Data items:
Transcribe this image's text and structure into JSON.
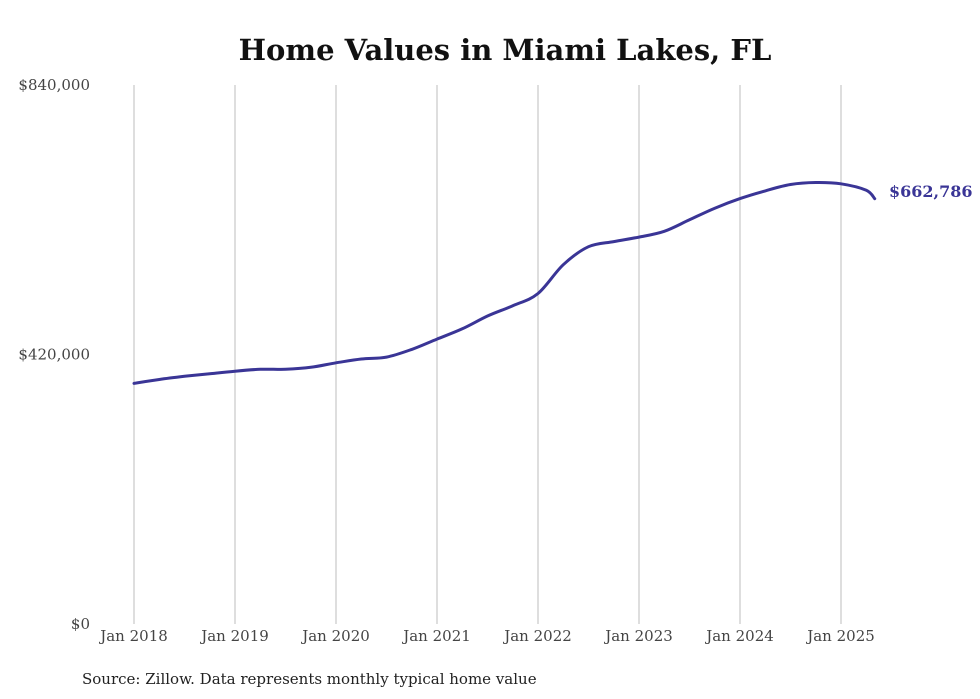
{
  "chart_data": {
    "type": "line",
    "title": "Home Values in Miami Lakes, FL",
    "source": "Source: Zillow. Data represents monthly typical home value",
    "ylim": [
      0,
      840000
    ],
    "yticks": [
      {
        "value": 0,
        "label": "$0"
      },
      {
        "value": 420000,
        "label": "$420,000"
      },
      {
        "value": 840000,
        "label": "$840,000"
      }
    ],
    "xticks": [
      {
        "value": "2018-01",
        "label": "Jan 2018"
      },
      {
        "value": "2019-01",
        "label": "Jan 2019"
      },
      {
        "value": "2020-01",
        "label": "Jan 2020"
      },
      {
        "value": "2021-01",
        "label": "Jan 2021"
      },
      {
        "value": "2022-01",
        "label": "Jan 2022"
      },
      {
        "value": "2023-01",
        "label": "Jan 2023"
      },
      {
        "value": "2024-01",
        "label": "Jan 2024"
      },
      {
        "value": "2025-01",
        "label": "Jan 2025"
      }
    ],
    "grid": {
      "vertical": true,
      "horizontal": false
    },
    "line_color": "#3a3596",
    "end_label": "$662,786",
    "series": [
      {
        "points": [
          {
            "x": "2018-01",
            "y": 375000
          },
          {
            "x": "2018-04",
            "y": 381000
          },
          {
            "x": "2018-07",
            "y": 386000
          },
          {
            "x": "2018-10",
            "y": 390000
          },
          {
            "x": "2019-01",
            "y": 394000
          },
          {
            "x": "2019-04",
            "y": 397000
          },
          {
            "x": "2019-07",
            "y": 397000
          },
          {
            "x": "2019-10",
            "y": 400000
          },
          {
            "x": "2020-01",
            "y": 407000
          },
          {
            "x": "2020-04",
            "y": 413000
          },
          {
            "x": "2020-07",
            "y": 416000
          },
          {
            "x": "2020-10",
            "y": 428000
          },
          {
            "x": "2021-01",
            "y": 444000
          },
          {
            "x": "2021-04",
            "y": 460000
          },
          {
            "x": "2021-07",
            "y": 480000
          },
          {
            "x": "2021-10",
            "y": 496000
          },
          {
            "x": "2022-01",
            "y": 515000
          },
          {
            "x": "2022-04",
            "y": 560000
          },
          {
            "x": "2022-07",
            "y": 588000
          },
          {
            "x": "2022-10",
            "y": 596000
          },
          {
            "x": "2023-01",
            "y": 603000
          },
          {
            "x": "2023-04",
            "y": 612000
          },
          {
            "x": "2023-07",
            "y": 630000
          },
          {
            "x": "2023-10",
            "y": 648000
          },
          {
            "x": "2024-01",
            "y": 663000
          },
          {
            "x": "2024-04",
            "y": 675000
          },
          {
            "x": "2024-07",
            "y": 685000
          },
          {
            "x": "2024-10",
            "y": 688000
          },
          {
            "x": "2025-01",
            "y": 686000
          },
          {
            "x": "2025-04",
            "y": 676000
          },
          {
            "x": "2025-05",
            "y": 662786
          }
        ]
      }
    ]
  }
}
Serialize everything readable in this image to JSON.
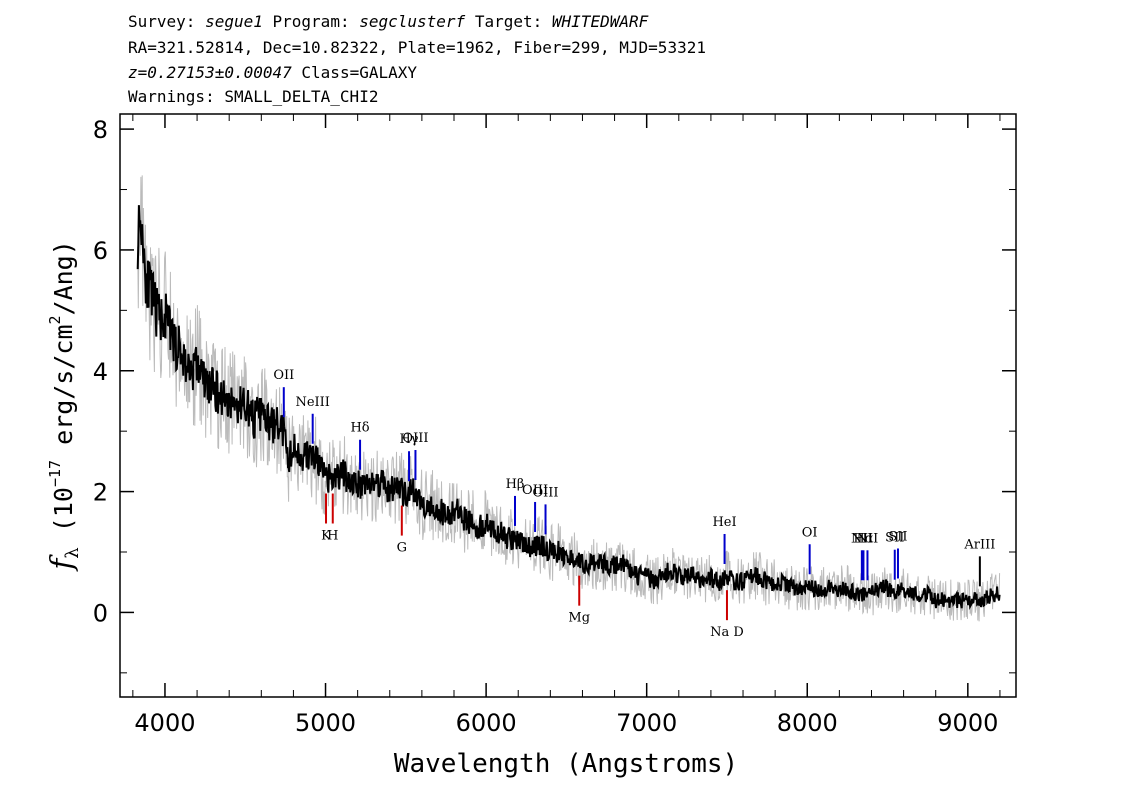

__TO BE DONE__: Repeat the listing verbatim. Skip the pictures.

__SOLUTION FOR THIS EXERCISE__:
Transcribe this image's text and structure into JSON.
{
  "chart_data": {
    "type": "line",
    "title": "Home Values in Miami Lakes, FL",
    "source": "Source: Zillow. Data represents monthly typical home value",
    "ylim": [
      0,
      840000
    ],
    "yticks": [
      {
        "value": 0,
        "label": "$0"
      },
      {
        "value": 420000,
        "label": "$420,000"
      },
      {
        "value": 840000,
        "label": "$840,000"
      }
    ],
    "xticks": [
      {
        "value": "2018-01",
        "label": "Jan 2018"
      },
      {
        "value": "2019-01",
        "label": "Jan 2019"
      },
      {
        "value": "2020-01",
        "label": "Jan 2020"
      },
      {
        "value": "2021-01",
        "label": "Jan 2021"
      },
      {
        "value": "2022-01",
        "label": "Jan 2022"
      },
      {
        "value": "2023-01",
        "label": "Jan 2023"
      },
      {
        "value": "2024-01",
        "label": "Jan 2024"
      },
      {
        "value": "2025-01",
        "label": "Jan 2025"
      }
    ],
    "grid": {
      "vertical": true,
      "horizontal": false
    },
    "line_color": "#3a3596",
    "end_label": "$662,786",
    "series": [
      {
        "points": [
          {
            "x": "2018-01",
            "y": 375000
          },
          {
            "x": "2018-04",
            "y": 381000
          },
          {
            "x": "2018-07",
            "y": 386000
          },
          {
            "x": "2018-10",
            "y": 390000
          },
          {
            "x": "2019-01",
            "y": 394000
          },
          {
            "x": "2019-04",
            "y": 397000
          },
          {
            "x": "2019-07",
            "y": 397000
          },
          {
            "x": "2019-10",
            "y": 400000
          },
          {
            "x": "2020-01",
            "y": 407000
          },
          {
            "x": "2020-04",
            "y": 413000
          },
          {
            "x": "2020-07",
            "y": 416000
          },
          {
            "x": "2020-10",
            "y": 428000
          },
          {
            "x": "2021-01",
            "y": 444000
          },
          {
            "x": "2021-04",
            "y": 460000
          },
          {
            "x": "2021-07",
            "y": 480000
          },
          {
            "x": "2021-10",
            "y": 496000
          },
          {
            "x": "2022-01",
            "y": 515000
          },
          {
            "x": "2022-04",
            "y": 560000
          },
          {
            "x": "2022-07",
            "y": 588000
          },
          {
            "x": "2022-10",
            "y": 596000
          },
          {
            "x": "2023-01",
            "y": 603000
          },
          {
            "x": "2023-04",
            "y": 612000
          },
          {
            "x": "2023-07",
            "y": 630000
          },
          {
            "x": "2023-10",
            "y": 648000
          },
          {
            "x": "2024-01",
            "y": 663000
          },
          {
            "x": "2024-04",
            "y": 675000
          },
          {
            "x": "2024-07",
            "y": 685000
          },
          {
            "x": "2024-10",
            "y": 688000
          },
          {
            "x": "2025-01",
            "y": 686000
          },
          {
            "x": "2025-04",
            "y": 676000
          },
          {
            "x": "2025-05",
            "y": 662786
          }
        ]
      }
    ]
  }
}
Serialize everything readable in this image to JSON.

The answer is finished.